▶ What you will do: Output a character-exact copy of the data, images removed.

[Excerpts from a transcription dataset]
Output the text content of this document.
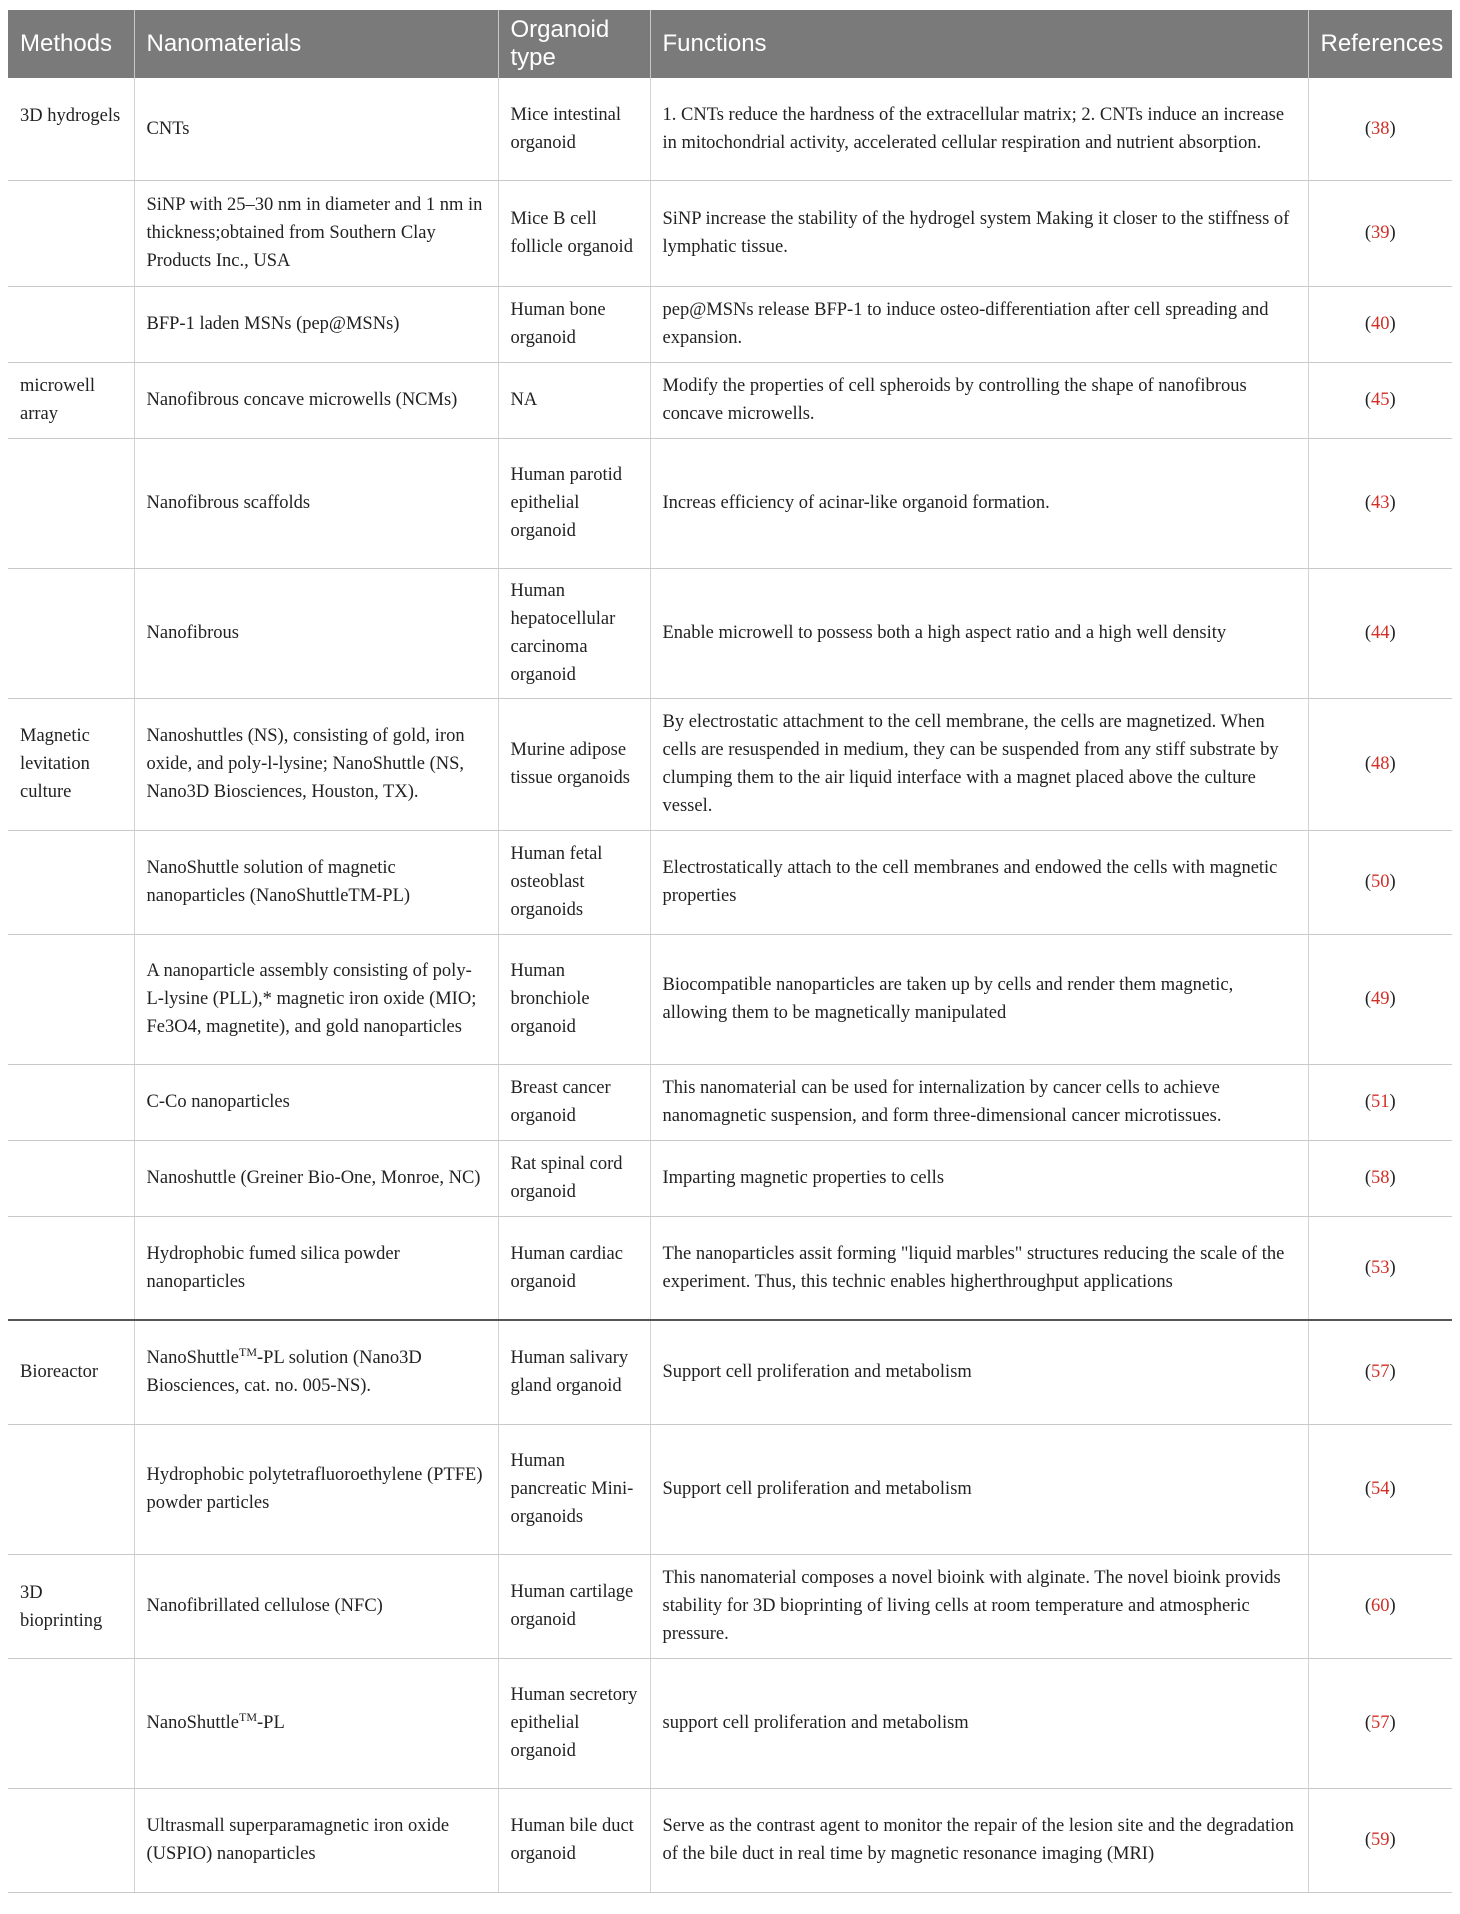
Methods	Nanomaterials	Organoid type	Functions	References
3D hydrogels	CNTs	Mice intestinal organoid	1. CNTs reduce the hardness of the extracellular matrix; 2. CNTs induce an increase in mitochondrial activity, accelerated cellular respiration and nutrient absorption.	(38)
	SiNP with 25–30 nm in diameter and 1 nm in thickness;obtained from Southern Clay Products Inc., USA	Mice B cell follicle organoid	SiNP increase the stability of the hydrogel system Making it closer to the stiffness of lymphatic tissue.	(39)
	BFP-1 laden MSNs (pep@MSNs)	Human bone organoid	pep@MSNs release BFP-1 to induce osteo-differentiation after cell spreading and expansion.	(40)
microwell array	Nanofibrous concave microwells (NCMs)	NA	Modify the properties of cell spheroids by controlling the shape of nanofibrous concave microwells.	(45)
	Nanofibrous scaffolds	Human parotid epithelial organoid	Increas efficiency of acinar-like organoid formation.	(43)
	Nanofibrous	Human hepatocellular carcinoma organoid	Enable microwell to possess both a high aspect ratio and a high well density	(44)
Magnetic levitation culture	Nanoshuttles (NS), consisting of gold, iron oxide, and poly-l-lysine; NanoShuttle (NS, Nano3D Biosciences, Houston, TX).	Murine adipose tissue organoids	By electrostatic attachment to the cell membrane, the cells are magnetized. When cells are resuspended in medium, they can be suspended from any stiff substrate by clumping them to the air liquid interface with a magnet placed above the culture vessel.	(48)
	NanoShuttle solution of magnetic nanoparticles (NanoShuttleTM-PL)	Human fetal osteoblast organoids	Electrostatically attach to the cell membranes and endowed the cells with magnetic properties	(50)
	A nanoparticle assembly consisting of poly-L-lysine (PLL),* magnetic iron oxide (MIO; Fe3O4, magnetite), and gold nanoparticles	Human bronchiole organoid	Biocompatible nanoparticles are taken up by cells and render them magnetic, allowing them to be magnetically manipulated	(49)
	C-Co nanoparticles	Breast cancer organoid	This nanomaterial can be used for internalization by cancer cells to achieve nanomagnetic suspension, and form three-dimensional cancer microtissues.	(51)
	Nanoshuttle (Greiner Bio-One, Monroe, NC)	Rat spinal cord organoid	Imparting magnetic properties to cells	(58)
	Hydrophobic fumed silica powder nanoparticles	Human cardiac organoid	The nanoparticles assit forming "liquid marbles" structures reducing the scale of the experiment. Thus, this technic enables higherthroughput applications	(53)
Bioreactor	NanoShuttle™-PL solution (Nano3D Biosciences, cat. no. 005-NS).	Human salivary gland organoid	Support cell proliferation and metabolism	(57)
	Hydrophobic polytetrafluoroethylene (PTFE) powder particles	Human pancreatic Mini-organoids	Support cell proliferation and metabolism	(54)
3D bioprinting	Nanofibrillated cellulose (NFC)	Human cartilage organoid	This nanomaterial composes a novel bioink with alginate. The novel bioink provids stability for 3D bioprinting of living cells at room temperature and atmospheric pressure.	(60)
	NanoShuttle™-PL	Human secretory epithelial organoid	support cell proliferation and metabolism	(57)
	Ultrasmall superparamagnetic iron oxide (USPIO) nanoparticles	Human bile duct organoid	Serve as the contrast agent to monitor the repair of the lesion site and the degradation of the bile duct in real time by magnetic resonance imaging (MRI)	(59)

▶ Response to the task:
Output the text content of this document.
Methods	Nanomaterials	Organoid type	Functions	References
3D hydrogels	CNTs	Mice intestinal organoid	1. CNTs reduce the hardness of the extracellular matrix; 2. CNTs induce an increase in mitochondrial activity, accelerated cellular respiration and nutrient absorption.	(38)
	SiNP with 25–30 nm in diameter and 1 nm in thickness;obtained from Southern Clay Products Inc., USA	Mice B cell follicle organoid	SiNP increase the stability of the hydrogel system Making it closer to the stiffness of lymphatic tissue.	(39)
	BFP-1 laden MSNs (pep@MSNs)	Human bone organoid	pep@MSNs release BFP-1 to induce osteo-differentiation after cell spreading and expansion.	(40)
microwell array	Nanofibrous concave microwells (NCMs)	NA	Modify the properties of cell spheroids by controlling the shape of nanofibrous concave microwells.	(45)
	Nanofibrous scaffolds	Human parotid epithelial organoid	Increas efficiency of acinar-like organoid formation.	(43)
	Nanofibrous	Human hepatocellular carcinoma organoid	Enable microwell to possess both a high aspect ratio and a high well density	(44)
Magnetic levitation culture	Nanoshuttles (NS), consisting of gold, iron oxide, and poly-l-lysine; NanoShuttle (NS, Nano3D Biosciences, Houston, TX).	Murine adipose tissue organoids	By electrostatic attachment to the cell membrane, the cells are magnetized. When cells are resuspended in medium, they can be suspended from any stiff substrate by clumping them to the air liquid interface with a magnet placed above the culture vessel.	(48)
	NanoShuttle solution of magnetic nanoparticles (NanoShuttleTM-PL)	Human fetal osteoblast organoids	Electrostatically attach to the cell membranes and endowed the cells with magnetic properties	(50)
	A nanoparticle assembly consisting of poly-L-lysine (PLL),* magnetic iron oxide (MIO; Fe3O4, magnetite), and gold nanoparticles	Human bronchiole organoid	Biocompatible nanoparticles are taken up by cells and render them magnetic, allowing them to be magnetically manipulated	(49)
	C-Co nanoparticles	Breast cancer organoid	This nanomaterial can be used for internalization by cancer cells to achieve nanomagnetic suspension, and form three-dimensional cancer microtissues.	(51)
	Nanoshuttle (Greiner Bio-One, Monroe, NC)	Rat spinal cord organoid	Imparting magnetic properties to cells	(58)
	Hydrophobic fumed silica powder nanoparticles	Human cardiac organoid	The nanoparticles assit forming "liquid marbles" structures reducing the scale of the experiment. Thus, this technic enables higherthroughput applications	(53)
Bioreactor	NanoShuttle™-PL solution (Nano3D Biosciences, cat. no. 005-NS).	Human salivary gland organoid	Support cell proliferation and metabolism	(57)
	Hydrophobic polytetrafluoroethylene (PTFE) powder particles	Human pancreatic Mini-organoids	Support cell proliferation and metabolism	(54)
3D bioprinting	Nanofibrillated cellulose (NFC)	Human cartilage organoid	This nanomaterial composes a novel bioink with alginate. The novel bioink provids stability for 3D bioprinting of living cells at room temperature and atmospheric pressure.	(60)
	NanoShuttle™-PL	Human secretory epithelial organoid	support cell proliferation and metabolism	(57)
	Ultrasmall superparamagnetic iron oxide (USPIO) nanoparticles	Human bile duct organoid	Serve as the contrast agent to monitor the repair of the lesion site and the degradation of the bile duct in real time by magnetic resonance imaging (MRI)	(59)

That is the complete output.